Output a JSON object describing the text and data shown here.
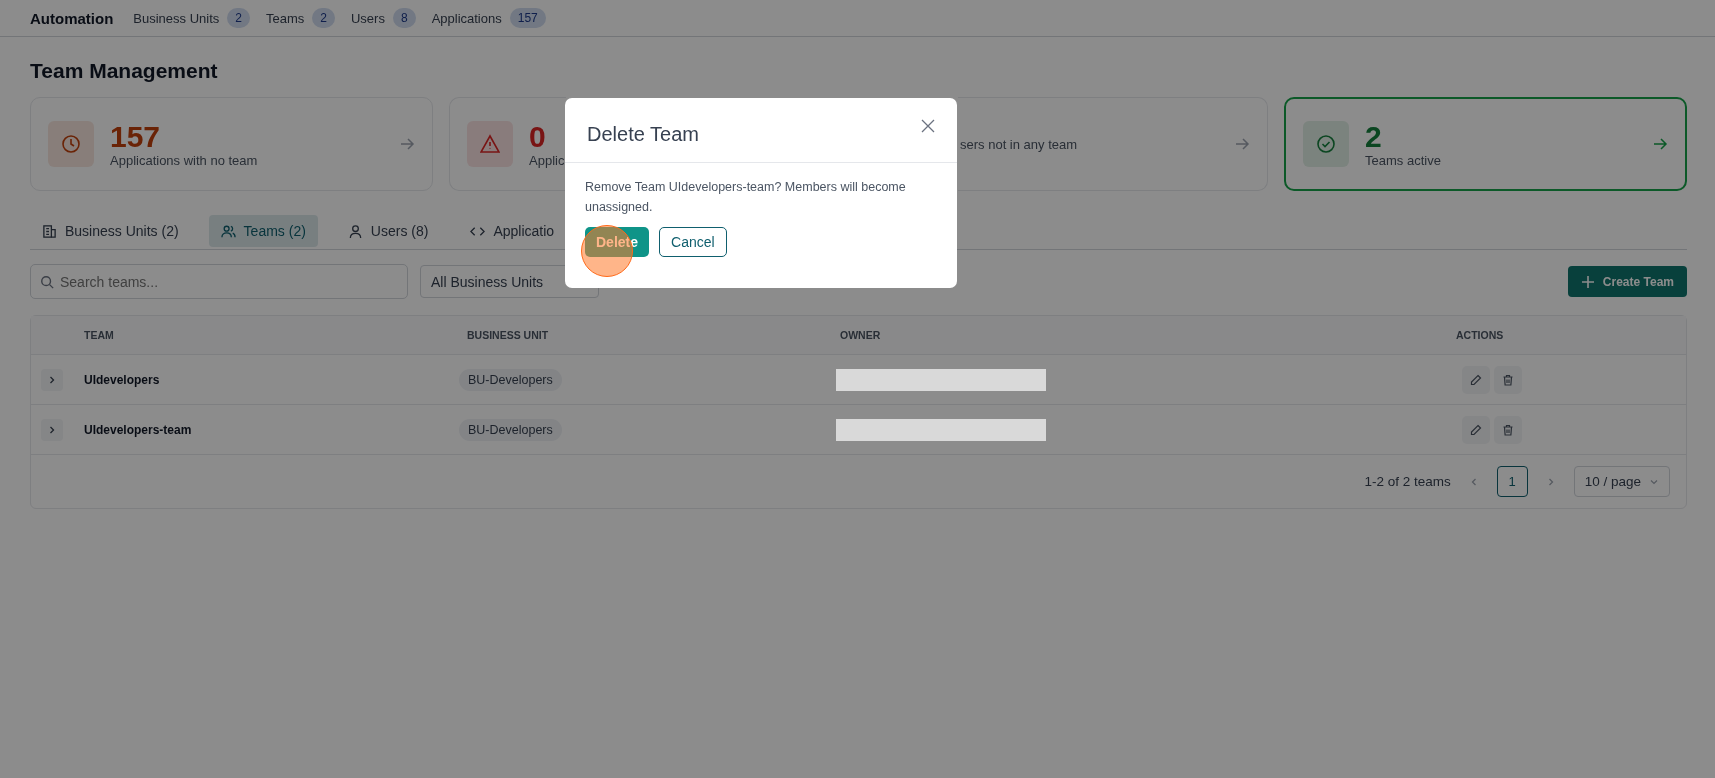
{
  "top_bar": {
    "title": "Automation",
    "links": [
      {
        "label": "Business Units",
        "count": "2"
      },
      {
        "label": "Teams",
        "count": "2"
      },
      {
        "label": "Users",
        "count": "8"
      },
      {
        "label": "Applications",
        "count": "157"
      }
    ]
  },
  "page_title": "Team Management",
  "stat_cards": [
    {
      "kind": "clock",
      "value": "157",
      "label": "Applications with no team",
      "arrow": true,
      "selected": false
    },
    {
      "kind": "warning",
      "value": "0",
      "label": "Applic",
      "arrow": false,
      "selected": false
    },
    {
      "label": "sers not in any team",
      "arrow": true,
      "selected": false
    },
    {
      "kind": "check",
      "value": "2",
      "label": "Teams active",
      "arrow": true,
      "selected": true
    }
  ],
  "tabs": [
    {
      "kind": "building",
      "label": "Business Units (2)",
      "selected": false
    },
    {
      "kind": "people",
      "label": "Teams (2)",
      "selected": true
    },
    {
      "kind": "person",
      "label": "Users (8)",
      "selected": false
    },
    {
      "kind": "code",
      "label": "Applicatio",
      "selected": false
    }
  ],
  "search": {
    "placeholder": "Search teams..."
  },
  "filter": {
    "value": "All Business Units"
  },
  "create_button": "Create Team",
  "table": {
    "columns": [
      "TEAM",
      "BUSINESS UNIT",
      "OWNER",
      "ACTIONS"
    ],
    "rows": [
      {
        "team": "UIdevelopers",
        "business_unit": "BU-Developers",
        "expanded": false
      },
      {
        "team": "UIdevelopers-team",
        "business_unit": "BU-Developers",
        "expanded": false
      }
    ]
  },
  "pagination": {
    "summary": "1-2 of 2 teams",
    "pages": [
      {
        "label": "1",
        "selected": true
      }
    ],
    "page_size": "10 / page"
  },
  "dialog": {
    "title": "Delete Team",
    "message": "Remove Team UIdevelopers-team? Members will become unassigned.",
    "buttons": [
      {
        "label": "Delete",
        "kind": "primary"
      },
      {
        "label": "Cancel",
        "kind": "secondary"
      }
    ]
  }
}
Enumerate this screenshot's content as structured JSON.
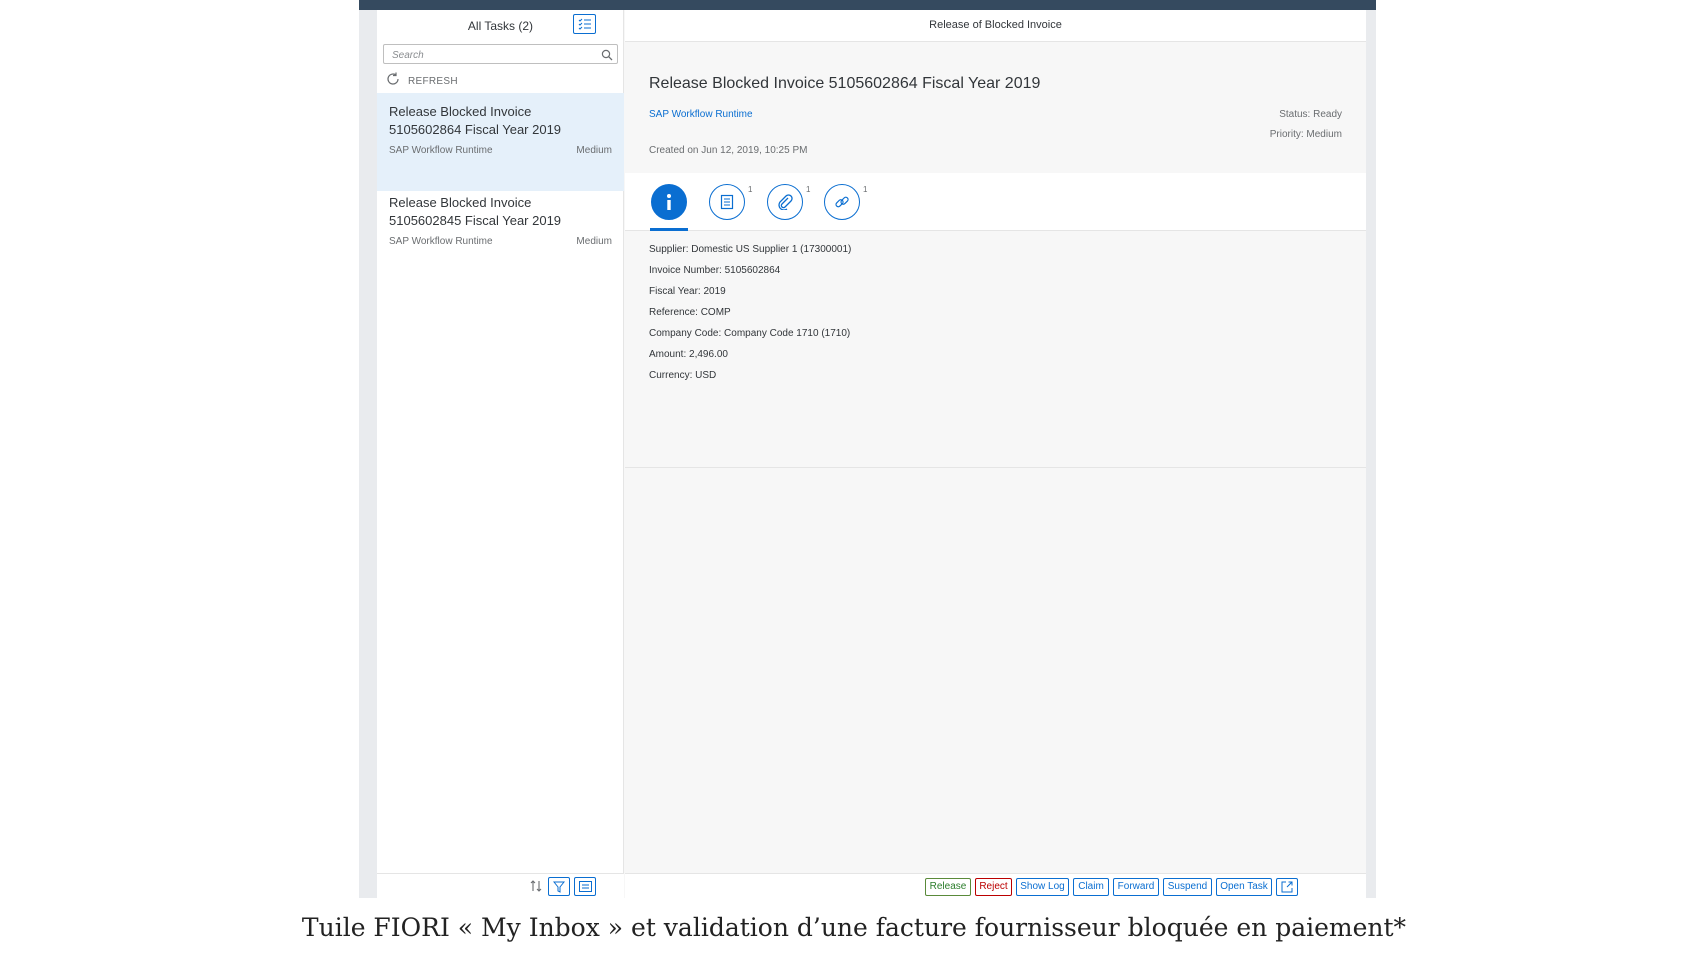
{
  "master": {
    "title": "All Tasks (2)",
    "search_placeholder": "Search",
    "refresh_label": "REFRESH",
    "tasks": [
      {
        "title": "Release Blocked Invoice 5105602864 Fiscal Year 2019",
        "source": "SAP Workflow Runtime",
        "priority": "Medium"
      },
      {
        "title": "Release Blocked Invoice 5105602845 Fiscal Year 2019",
        "source": "SAP Workflow Runtime",
        "priority": "Medium"
      }
    ]
  },
  "detail": {
    "bar_title": "Release of Blocked Invoice",
    "title": "Release Blocked Invoice 5105602864 Fiscal Year 2019",
    "source_link": "SAP Workflow Runtime",
    "created": "Created on Jun 12, 2019, 10:25 PM",
    "status": "Status: Ready",
    "priority": "Priority: Medium",
    "tabs": [
      {
        "icon": "info-icon",
        "count": ""
      },
      {
        "icon": "notes-icon",
        "count": "1"
      },
      {
        "icon": "attachment-icon",
        "count": "1"
      },
      {
        "icon": "link-icon",
        "count": "1"
      }
    ],
    "info_rows": [
      "Supplier: Domestic US Supplier 1 (17300001)",
      "Invoice Number: 5105602864",
      "Fiscal Year: 2019",
      "Reference: COMP",
      "Company Code: Company Code 1710 (1710)",
      "Amount: 2,496.00",
      "Currency: USD"
    ]
  },
  "actions": {
    "release": "Release",
    "reject": "Reject",
    "show_log": "Show Log",
    "claim": "Claim",
    "forward": "Forward",
    "suspend": "Suspend",
    "open_task": "Open Task"
  },
  "caption": "Tuile FIORI « My Inbox » et validation d’une facture fournisseur bloquée en paiement*",
  "colors": {
    "brand_blue": "#0a6ed1",
    "shell": "#354a5f",
    "selected_row": "#e5f0fa",
    "reject_red": "#bb0000",
    "release_green": "#2b7d2b"
  }
}
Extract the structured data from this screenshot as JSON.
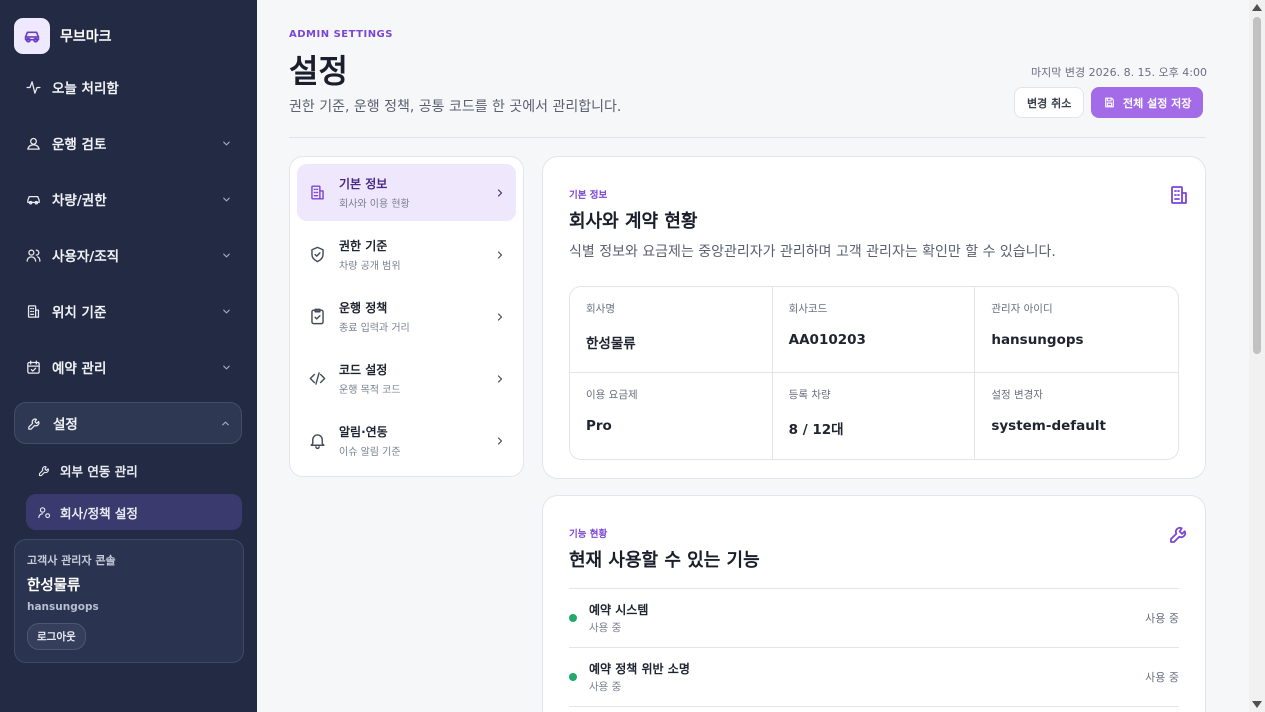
{
  "brand": {
    "name": "무브마크",
    "icon": "car-icon"
  },
  "sidebar": {
    "items": [
      {
        "label": "오늘 처리함",
        "icon": "activity-icon",
        "has_chevron": false
      },
      {
        "label": "운행 검토",
        "icon": "user-pin-icon",
        "has_chevron": true
      },
      {
        "label": "차량/권한",
        "icon": "car-icon",
        "has_chevron": true
      },
      {
        "label": "사용자/조직",
        "icon": "users-icon",
        "has_chevron": true
      },
      {
        "label": "위치 기준",
        "icon": "building-icon",
        "has_chevron": true
      },
      {
        "label": "예약 관리",
        "icon": "calendar-check-icon",
        "has_chevron": true
      },
      {
        "label": "설정",
        "icon": "wrench-icon",
        "has_chevron": true,
        "open": true
      }
    ],
    "sub_items": [
      {
        "label": "외부 연동 관리",
        "icon": "wrench-icon",
        "active": false
      },
      {
        "label": "회사/정책 설정",
        "icon": "user-settings-icon",
        "active": true
      }
    ],
    "user_card": {
      "label": "고객사 관리자 콘솔",
      "company": "한성물류",
      "user_id": "hansungops",
      "logout_label": "로그아웃"
    }
  },
  "header": {
    "eyebrow": "ADMIN SETTINGS",
    "title": "설정",
    "description": "권한 기준, 운행 정책, 공통 코드를 한 곳에서 관리합니다.",
    "last_changed": "마지막 변경 2026. 8. 15. 오후 4:00",
    "cancel_label": "변경 취소",
    "save_label": "전체 설정 저장"
  },
  "settings_nav": [
    {
      "title": "기본 정보",
      "sub": "회사와 이용 현황",
      "icon": "building-icon",
      "active": true
    },
    {
      "title": "권한 기준",
      "sub": "차량 공개 범위",
      "icon": "shield-check-icon",
      "active": false
    },
    {
      "title": "운행 정책",
      "sub": "종료 입력과 거리",
      "icon": "clipboard-check-icon",
      "active": false
    },
    {
      "title": "코드 설정",
      "sub": "운행 목적 코드",
      "icon": "code-icon",
      "active": false
    },
    {
      "title": "알림·연동",
      "sub": "이슈 알림 기준",
      "icon": "bell-icon",
      "active": false
    }
  ],
  "basic_info": {
    "eyebrow": "기본 정보",
    "title": "회사와 계약 현황",
    "description": "식별 정보와 요금제는 중앙관리자가 관리하며 고객 관리자는 확인만 할 수 있습니다.",
    "icon": "building-icon",
    "fields": [
      {
        "label": "회사명",
        "value": "한성물류"
      },
      {
        "label": "회사코드",
        "value": "AA010203"
      },
      {
        "label": "관리자 아이디",
        "value": "hansungops"
      },
      {
        "label": "이용 요금제",
        "value": "Pro"
      },
      {
        "label": "등록 차량",
        "value": "8 / 12대"
      },
      {
        "label": "설정 변경자",
        "value": "system-default"
      }
    ]
  },
  "features": {
    "eyebrow": "기능 현황",
    "title": "현재 사용할 수 있는 기능",
    "icon": "wrench-icon",
    "items": [
      {
        "name": "예약 시스템",
        "sub": "사용 중",
        "state": "사용 중"
      },
      {
        "name": "예약 정책 위반 소명",
        "sub": "사용 중",
        "state": "사용 중"
      }
    ]
  },
  "colors": {
    "sidebar_bg": "#232b44",
    "accent": "#a46be8",
    "accent_text": "#7b45d6",
    "status_active": "#22a86a"
  }
}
---
THE PROBLEM
Reproduce every entry word for word, but skip any pictures.

ANSWER FOR THE TASK
Output a JSON object describing the text and data shown here.
{
  "top_bar": {
    "title": "Automation",
    "links": [
      {
        "label": "Business Units",
        "count": "2"
      },
      {
        "label": "Teams",
        "count": "2"
      },
      {
        "label": "Users",
        "count": "8"
      },
      {
        "label": "Applications",
        "count": "157"
      }
    ]
  },
  "page_title": "Team Management",
  "stat_cards": [
    {
      "kind": "clock",
      "value": "157",
      "label": "Applications with no team",
      "arrow": true,
      "selected": false
    },
    {
      "kind": "warning",
      "value": "0",
      "label": "Applic",
      "arrow": false,
      "selected": false
    },
    {
      "label": "sers not in any team",
      "arrow": true,
      "selected": false
    },
    {
      "kind": "check",
      "value": "2",
      "label": "Teams active",
      "arrow": true,
      "selected": true
    }
  ],
  "tabs": [
    {
      "kind": "building",
      "label": "Business Units (2)",
      "selected": false
    },
    {
      "kind": "people",
      "label": "Teams (2)",
      "selected": true
    },
    {
      "kind": "person",
      "label": "Users (8)",
      "selected": false
    },
    {
      "kind": "code",
      "label": "Applicatio",
      "selected": false
    }
  ],
  "search": {
    "placeholder": "Search teams..."
  },
  "filter": {
    "value": "All Business Units"
  },
  "create_button": "Create Team",
  "table": {
    "columns": [
      "TEAM",
      "BUSINESS UNIT",
      "OWNER",
      "ACTIONS"
    ],
    "rows": [
      {
        "team": "UIdevelopers",
        "business_unit": "BU-Developers",
        "expanded": false
      },
      {
        "team": "UIdevelopers-team",
        "business_unit": "BU-Developers",
        "expanded": false
      }
    ]
  },
  "pagination": {
    "summary": "1-2 of 2 teams",
    "pages": [
      {
        "label": "1",
        "selected": true
      }
    ],
    "page_size": "10 / page"
  },
  "dialog": {
    "title": "Delete Team",
    "message": "Remove Team UIdevelopers-team? Members will become unassigned.",
    "buttons": [
      {
        "label": "Delete",
        "kind": "primary"
      },
      {
        "label": "Cancel",
        "kind": "secondary"
      }
    ]
  }
}
Enumerate this screenshot's content as structured JSON.
{
  "master": {
    "title": "All Tasks (2)",
    "search_placeholder": "Search",
    "refresh_label": "REFRESH",
    "tasks": [
      {
        "title": "Release Blocked Invoice 5105602864 Fiscal Year 2019",
        "source": "SAP Workflow Runtime",
        "priority": "Medium"
      },
      {
        "title": "Release Blocked Invoice 5105602845 Fiscal Year 2019",
        "source": "SAP Workflow Runtime",
        "priority": "Medium"
      }
    ]
  },
  "detail": {
    "bar_title": "Release of Blocked Invoice",
    "title": "Release Blocked Invoice 5105602864 Fiscal Year 2019",
    "source_link": "SAP Workflow Runtime",
    "created": "Created on Jun 12, 2019, 10:25 PM",
    "status": "Status: Ready",
    "priority": "Priority: Medium",
    "tabs": [
      {
        "icon": "info-icon",
        "count": ""
      },
      {
        "icon": "notes-icon",
        "count": "1"
      },
      {
        "icon": "attachment-icon",
        "count": "1"
      },
      {
        "icon": "link-icon",
        "count": "1"
      }
    ],
    "info_rows": [
      "Supplier: Domestic US Supplier 1 (17300001)",
      "Invoice Number: 5105602864",
      "Fiscal Year: 2019",
      "Reference: COMP",
      "Company Code: Company Code 1710 (1710)",
      "Amount: 2,496.00",
      "Currency: USD"
    ]
  },
  "actions": {
    "release": "Release",
    "reject": "Reject",
    "show_log": "Show Log",
    "claim": "Claim",
    "forward": "Forward",
    "suspend": "Suspend",
    "open_task": "Open Task"
  },
  "caption": "Tuile FIORI « My Inbox » et validation d’une facture fournisseur bloquée en paiement*",
  "colors": {
    "brand_blue": "#0a6ed1",
    "shell": "#354a5f",
    "selected_row": "#e5f0fa",
    "reject_red": "#bb0000",
    "release_green": "#2b7d2b"
  }
}
Extract the structured data from this screenshot as JSON.
{
  "brand": {
    "name": "무브마크",
    "icon": "car-icon"
  },
  "sidebar": {
    "items": [
      {
        "label": "오늘 처리함",
        "icon": "activity-icon",
        "has_chevron": false
      },
      {
        "label": "운행 검토",
        "icon": "user-pin-icon",
        "has_chevron": true
      },
      {
        "label": "차량/권한",
        "icon": "car-icon",
        "has_chevron": true
      },
      {
        "label": "사용자/조직",
        "icon": "users-icon",
        "has_chevron": true
      },
      {
        "label": "위치 기준",
        "icon": "building-icon",
        "has_chevron": true
      },
      {
        "label": "예약 관리",
        "icon": "calendar-check-icon",
        "has_chevron": true
      },
      {
        "label": "설정",
        "icon": "wrench-icon",
        "has_chevron": true,
        "open": true
      }
    ],
    "sub_items": [
      {
        "label": "외부 연동 관리",
        "icon": "wrench-icon",
        "active": false
      },
      {
        "label": "회사/정책 설정",
        "icon": "user-settings-icon",
        "active": true
      }
    ],
    "user_card": {
      "label": "고객사 관리자 콘솔",
      "company": "한성물류",
      "user_id": "hansungops",
      "logout_label": "로그아웃"
    }
  },
  "header": {
    "eyebrow": "ADMIN SETTINGS",
    "title": "설정",
    "description": "권한 기준, 운행 정책, 공통 코드를 한 곳에서 관리합니다.",
    "last_changed": "마지막 변경 2026. 8. 15. 오후 4:00",
    "cancel_label": "변경 취소",
    "save_label": "전체 설정 저장"
  },
  "settings_nav": [
    {
      "title": "기본 정보",
      "sub": "회사와 이용 현황",
      "icon": "building-icon",
      "active": true
    },
    {
      "title": "권한 기준",
      "sub": "차량 공개 범위",
      "icon": "shield-check-icon",
      "active": false
    },
    {
      "title": "운행 정책",
      "sub": "종료 입력과 거리",
      "icon": "clipboard-check-icon",
      "active": false
    },
    {
      "title": "코드 설정",
      "sub": "운행 목적 코드",
      "icon": "code-icon",
      "active": false
    },
    {
      "title": "알림·연동",
      "sub": "이슈 알림 기준",
      "icon": "bell-icon",
      "active": false
    }
  ],
  "basic_info": {
    "eyebrow": "기본 정보",
    "title": "회사와 계약 현황",
    "description": "식별 정보와 요금제는 중앙관리자가 관리하며 고객 관리자는 확인만 할 수 있습니다.",
    "icon": "building-icon",
    "fields": [
      {
        "label": "회사명",
        "value": "한성물류"
      },
      {
        "label": "회사코드",
        "value": "AA010203"
      },
      {
        "label": "관리자 아이디",
        "value": "hansungops"
      },
      {
        "label": "이용 요금제",
        "value": "Pro"
      },
      {
        "label": "등록 차량",
        "value": "8 / 12대"
      },
      {
        "label": "설정 변경자",
        "value": "system-default"
      }
    ]
  },
  "features": {
    "eyebrow": "기능 현황",
    "title": "현재 사용할 수 있는 기능",
    "icon": "wrench-icon",
    "items": [
      {
        "name": "예약 시스템",
        "sub": "사용 중",
        "state": "사용 중"
      },
      {
        "name": "예약 정책 위반 소명",
        "sub": "사용 중",
        "state": "사용 중"
      }
    ]
  },
  "colors": {
    "sidebar_bg": "#232b44",
    "accent": "#a46be8",
    "accent_text": "#7b45d6",
    "status_active": "#22a86a"
  }
}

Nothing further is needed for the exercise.